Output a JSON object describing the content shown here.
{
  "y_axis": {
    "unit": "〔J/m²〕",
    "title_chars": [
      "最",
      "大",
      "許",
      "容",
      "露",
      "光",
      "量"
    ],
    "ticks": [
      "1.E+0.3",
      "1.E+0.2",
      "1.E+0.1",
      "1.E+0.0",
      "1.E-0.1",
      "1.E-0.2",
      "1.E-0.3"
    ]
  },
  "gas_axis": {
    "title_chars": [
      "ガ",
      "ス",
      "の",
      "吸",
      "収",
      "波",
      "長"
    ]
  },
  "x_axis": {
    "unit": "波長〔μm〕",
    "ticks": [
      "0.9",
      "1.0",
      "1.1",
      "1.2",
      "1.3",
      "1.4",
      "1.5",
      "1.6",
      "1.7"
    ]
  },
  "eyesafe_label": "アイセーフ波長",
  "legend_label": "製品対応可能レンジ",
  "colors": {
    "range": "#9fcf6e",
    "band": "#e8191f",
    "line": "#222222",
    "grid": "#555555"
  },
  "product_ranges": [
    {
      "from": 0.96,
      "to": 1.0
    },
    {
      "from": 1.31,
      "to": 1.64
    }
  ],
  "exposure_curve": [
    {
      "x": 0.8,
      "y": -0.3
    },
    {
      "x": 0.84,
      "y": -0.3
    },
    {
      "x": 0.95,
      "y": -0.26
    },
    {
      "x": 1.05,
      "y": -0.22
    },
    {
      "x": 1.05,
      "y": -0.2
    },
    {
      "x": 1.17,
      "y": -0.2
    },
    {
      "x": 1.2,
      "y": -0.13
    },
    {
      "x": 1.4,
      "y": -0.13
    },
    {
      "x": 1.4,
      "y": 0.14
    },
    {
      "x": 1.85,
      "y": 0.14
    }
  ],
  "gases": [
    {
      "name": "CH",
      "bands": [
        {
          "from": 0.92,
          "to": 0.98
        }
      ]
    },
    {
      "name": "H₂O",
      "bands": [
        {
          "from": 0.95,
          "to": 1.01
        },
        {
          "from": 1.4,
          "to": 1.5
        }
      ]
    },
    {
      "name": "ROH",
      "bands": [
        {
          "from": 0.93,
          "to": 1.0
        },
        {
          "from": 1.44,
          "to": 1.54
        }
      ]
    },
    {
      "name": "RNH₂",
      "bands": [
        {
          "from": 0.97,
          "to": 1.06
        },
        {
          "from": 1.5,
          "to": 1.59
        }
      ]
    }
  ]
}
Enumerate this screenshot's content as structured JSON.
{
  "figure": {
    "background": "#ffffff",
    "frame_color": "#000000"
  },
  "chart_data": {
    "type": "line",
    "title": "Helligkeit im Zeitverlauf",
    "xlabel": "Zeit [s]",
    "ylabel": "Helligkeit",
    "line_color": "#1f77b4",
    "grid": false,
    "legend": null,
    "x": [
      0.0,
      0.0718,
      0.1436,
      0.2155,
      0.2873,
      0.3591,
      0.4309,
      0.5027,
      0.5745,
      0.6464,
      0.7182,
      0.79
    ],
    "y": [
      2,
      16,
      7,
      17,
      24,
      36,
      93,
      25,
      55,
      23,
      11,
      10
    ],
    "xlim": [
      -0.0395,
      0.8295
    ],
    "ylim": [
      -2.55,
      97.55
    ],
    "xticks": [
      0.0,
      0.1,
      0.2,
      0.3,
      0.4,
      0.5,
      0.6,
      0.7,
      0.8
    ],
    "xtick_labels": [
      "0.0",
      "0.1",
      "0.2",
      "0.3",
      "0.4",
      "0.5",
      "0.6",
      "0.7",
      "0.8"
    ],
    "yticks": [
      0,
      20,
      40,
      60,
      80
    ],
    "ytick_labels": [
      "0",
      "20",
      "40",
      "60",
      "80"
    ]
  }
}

◆ ◆ ◆ ◆

- **AIM OF THE TASK**:
Every entry above needs to be quoted exactly.

- **TASK SOLUTION**:
Output a JSON object describing the content shown here.
{
  "y_axis": {
    "unit": "〔J/m²〕",
    "title_chars": [
      "最",
      "大",
      "許",
      "容",
      "露",
      "光",
      "量"
    ],
    "ticks": [
      "1.E+0.3",
      "1.E+0.2",
      "1.E+0.1",
      "1.E+0.0",
      "1.E-0.1",
      "1.E-0.2",
      "1.E-0.3"
    ]
  },
  "gas_axis": {
    "title_chars": [
      "ガ",
      "ス",
      "の",
      "吸",
      "収",
      "波",
      "長"
    ]
  },
  "x_axis": {
    "unit": "波長〔μm〕",
    "ticks": [
      "0.9",
      "1.0",
      "1.1",
      "1.2",
      "1.3",
      "1.4",
      "1.5",
      "1.6",
      "1.7"
    ]
  },
  "eyesafe_label": "アイセーフ波長",
  "legend_label": "製品対応可能レンジ",
  "colors": {
    "range": "#9fcf6e",
    "band": "#e8191f",
    "line": "#222222",
    "grid": "#555555"
  },
  "product_ranges": [
    {
      "from": 0.96,
      "to": 1.0
    },
    {
      "from": 1.31,
      "to": 1.64
    }
  ],
  "exposure_curve": [
    {
      "x": 0.8,
      "y": -0.3
    },
    {
      "x": 0.84,
      "y": -0.3
    },
    {
      "x": 0.95,
      "y": -0.26
    },
    {
      "x": 1.05,
      "y": -0.22
    },
    {
      "x": 1.05,
      "y": -0.2
    },
    {
      "x": 1.17,
      "y": -0.2
    },
    {
      "x": 1.2,
      "y": -0.13
    },
    {
      "x": 1.4,
      "y": -0.13
    },
    {
      "x": 1.4,
      "y": 0.14
    },
    {
      "x": 1.85,
      "y": 0.14
    }
  ],
  "gases": [
    {
      "name": "CH",
      "bands": [
        {
          "from": 0.92,
          "to": 0.98
        }
      ]
    },
    {
      "name": "H₂O",
      "bands": [
        {
          "from": 0.95,
          "to": 1.01
        },
        {
          "from": 1.4,
          "to": 1.5
        }
      ]
    },
    {
      "name": "ROH",
      "bands": [
        {
          "from": 0.93,
          "to": 1.0
        },
        {
          "from": 1.44,
          "to": 1.54
        }
      ]
    },
    {
      "name": "RNH₂",
      "bands": [
        {
          "from": 0.97,
          "to": 1.06
        },
        {
          "from": 1.5,
          "to": 1.59
        }
      ]
    }
  ]
}
Enumerate this screenshot's content as structured JSON.
{
  "figure": {
    "background": "#ffffff",
    "frame_color": "#000000"
  },
  "chart_data": {
    "type": "line",
    "title": "Helligkeit im Zeitverlauf",
    "xlabel": "Zeit [s]",
    "ylabel": "Helligkeit",
    "line_color": "#1f77b4",
    "grid": false,
    "legend": null,
    "x": [
      0.0,
      0.0718,
      0.1436,
      0.2155,
      0.2873,
      0.3591,
      0.4309,
      0.5027,
      0.5745,
      0.6464,
      0.7182,
      0.79
    ],
    "y": [
      2,
      16,
      7,
      17,
      24,
      36,
      93,
      25,
      55,
      23,
      11,
      10
    ],
    "xlim": [
      -0.0395,
      0.8295
    ],
    "ylim": [
      -2.55,
      97.55
    ],
    "xticks": [
      0.0,
      0.1,
      0.2,
      0.3,
      0.4,
      0.5,
      0.6,
      0.7,
      0.8
    ],
    "xtick_labels": [
      "0.0",
      "0.1",
      "0.2",
      "0.3",
      "0.4",
      "0.5",
      "0.6",
      "0.7",
      "0.8"
    ],
    "yticks": [
      0,
      20,
      40,
      60,
      80
    ],
    "ytick_labels": [
      "0",
      "20",
      "40",
      "60",
      "80"
    ]
  }
}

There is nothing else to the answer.